▸ **TASK INSTRUCTIONS**
Please give the listing again, word for word, with nothing left out.

▸ **RECORDS FOR THE EXERCISE**
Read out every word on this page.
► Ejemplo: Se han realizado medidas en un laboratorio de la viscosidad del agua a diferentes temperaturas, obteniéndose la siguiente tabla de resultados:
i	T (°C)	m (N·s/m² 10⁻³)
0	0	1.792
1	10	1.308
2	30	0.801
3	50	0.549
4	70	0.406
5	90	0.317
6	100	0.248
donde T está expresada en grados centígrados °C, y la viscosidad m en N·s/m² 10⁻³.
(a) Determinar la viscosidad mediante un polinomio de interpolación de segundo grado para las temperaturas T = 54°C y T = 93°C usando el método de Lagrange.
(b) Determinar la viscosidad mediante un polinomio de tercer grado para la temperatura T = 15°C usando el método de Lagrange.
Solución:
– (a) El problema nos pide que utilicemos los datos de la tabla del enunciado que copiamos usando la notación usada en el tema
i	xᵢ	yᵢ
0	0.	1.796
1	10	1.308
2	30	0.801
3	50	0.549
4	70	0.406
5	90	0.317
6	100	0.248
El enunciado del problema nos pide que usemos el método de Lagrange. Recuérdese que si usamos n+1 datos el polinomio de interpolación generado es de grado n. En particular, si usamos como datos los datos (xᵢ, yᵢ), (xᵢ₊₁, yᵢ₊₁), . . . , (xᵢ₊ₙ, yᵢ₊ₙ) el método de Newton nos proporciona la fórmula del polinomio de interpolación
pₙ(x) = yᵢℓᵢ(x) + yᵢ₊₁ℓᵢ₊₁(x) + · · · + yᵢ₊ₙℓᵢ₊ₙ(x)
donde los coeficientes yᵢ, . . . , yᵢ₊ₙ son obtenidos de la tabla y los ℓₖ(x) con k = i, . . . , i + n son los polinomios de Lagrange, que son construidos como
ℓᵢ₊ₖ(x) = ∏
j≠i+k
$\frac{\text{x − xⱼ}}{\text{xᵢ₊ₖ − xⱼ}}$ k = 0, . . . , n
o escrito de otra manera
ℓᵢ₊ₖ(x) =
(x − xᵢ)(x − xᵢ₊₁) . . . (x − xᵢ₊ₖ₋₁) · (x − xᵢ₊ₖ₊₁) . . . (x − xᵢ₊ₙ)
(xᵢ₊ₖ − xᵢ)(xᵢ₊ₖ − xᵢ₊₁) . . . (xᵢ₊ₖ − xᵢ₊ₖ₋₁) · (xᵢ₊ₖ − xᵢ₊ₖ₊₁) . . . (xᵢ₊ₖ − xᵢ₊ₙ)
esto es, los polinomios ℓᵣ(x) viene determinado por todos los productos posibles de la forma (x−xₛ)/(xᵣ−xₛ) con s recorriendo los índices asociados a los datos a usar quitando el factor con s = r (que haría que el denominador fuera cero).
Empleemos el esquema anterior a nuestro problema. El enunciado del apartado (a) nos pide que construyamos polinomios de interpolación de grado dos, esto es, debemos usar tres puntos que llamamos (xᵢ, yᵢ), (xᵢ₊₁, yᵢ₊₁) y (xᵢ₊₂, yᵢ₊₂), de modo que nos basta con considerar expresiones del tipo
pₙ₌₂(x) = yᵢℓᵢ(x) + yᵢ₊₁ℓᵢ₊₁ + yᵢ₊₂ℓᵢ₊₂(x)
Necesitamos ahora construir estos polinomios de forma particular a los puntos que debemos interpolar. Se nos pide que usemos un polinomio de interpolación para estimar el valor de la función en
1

▸ **SOLUTION TO THIS PROBLEM**
Read out every word on this page.
► Ejemplo: Se han realizado medidas en un laboratorio de la viscosidad del agua a diferentes temperaturas, obteniéndose la siguiente tabla de resultados:
i	T (°C)	m (N·s/m² 10⁻³)
0	0	1.792
1	10	1.308
2	30	0.801
3	50	0.549
4	70	0.406
5	90	0.317
6	100	0.248
donde T está expresada en grados centígrados °C, y la viscosidad m en N·s/m² 10⁻³.
(a) Determinar la viscosidad mediante un polinomio de interpolación de segundo grado para las temperaturas T = 54°C y T = 93°C usando el método de Lagrange.
(b) Determinar la viscosidad mediante un polinomio de tercer grado para la temperatura T = 15°C usando el método de Lagrange.
Solución:
– (a) El problema nos pide que utilicemos los datos de la tabla del enunciado que copiamos usando la notación usada en el tema
i	xᵢ	yᵢ
0	0.	1.796
1	10	1.308
2	30	0.801
3	50	0.549
4	70	0.406
5	90	0.317
6	100	0.248
El enunciado del problema nos pide que usemos el método de Lagrange. Recuérdese que si usamos n+1 datos el polinomio de interpolación generado es de grado n. En particular, si usamos como datos los datos (xᵢ, yᵢ), (xᵢ₊₁, yᵢ₊₁), . . . , (xᵢ₊ₙ, yᵢ₊ₙ) el método de Newton nos proporciona la fórmula del polinomio de interpolación
pₙ(x) = yᵢℓᵢ(x) + yᵢ₊₁ℓᵢ₊₁(x) + · · · + yᵢ₊ₙℓᵢ₊ₙ(x)
donde los coeficientes yᵢ, . . . , yᵢ₊ₙ son obtenidos de la tabla y los ℓₖ(x) con k = i, . . . , i + n son los polinomios de Lagrange, que son construidos como
ℓᵢ₊ₖ(x) = ∏
j≠i+k
$\frac{\text{x − xⱼ}}{\text{xᵢ₊ₖ − xⱼ}}$ k = 0, . . . , n
o escrito de otra manera
ℓᵢ₊ₖ(x) =
(x − xᵢ)(x − xᵢ₊₁) . . . (x − xᵢ₊ₖ₋₁) · (x − xᵢ₊ₖ₊₁) . . . (x − xᵢ₊ₙ)
(xᵢ₊ₖ − xᵢ)(xᵢ₊ₖ − xᵢ₊₁) . . . (xᵢ₊ₖ − xᵢ₊ₖ₋₁) · (xᵢ₊ₖ − xᵢ₊ₖ₊₁) . . . (xᵢ₊ₖ − xᵢ₊ₙ)
esto es, los polinomios ℓᵣ(x) viene determinado por todos los productos posibles de la forma (x−xₛ)/(xᵣ−xₛ) con s recorriendo los índices asociados a los datos a usar quitando el factor con s = r (que haría que el denominador fuera cero).
Empleemos el esquema anterior a nuestro problema. El enunciado del apartado (a) nos pide que construyamos polinomios de interpolación de grado dos, esto es, debemos usar tres puntos que llamamos (xᵢ, yᵢ), (xᵢ₊₁, yᵢ₊₁) y (xᵢ₊₂, yᵢ₊₂), de modo que nos basta con considerar expresiones del tipo
pₙ₌₂(x) = yᵢℓᵢ(x) + yᵢ₊₁ℓᵢ₊₁ + yᵢ₊₂ℓᵢ₊₂(x)
Necesitamos ahora construir estos polinomios de forma particular a los puntos que debemos interpolar. Se nos pide que usemos un polinomio de interpolación para estimar el valor de la función en
1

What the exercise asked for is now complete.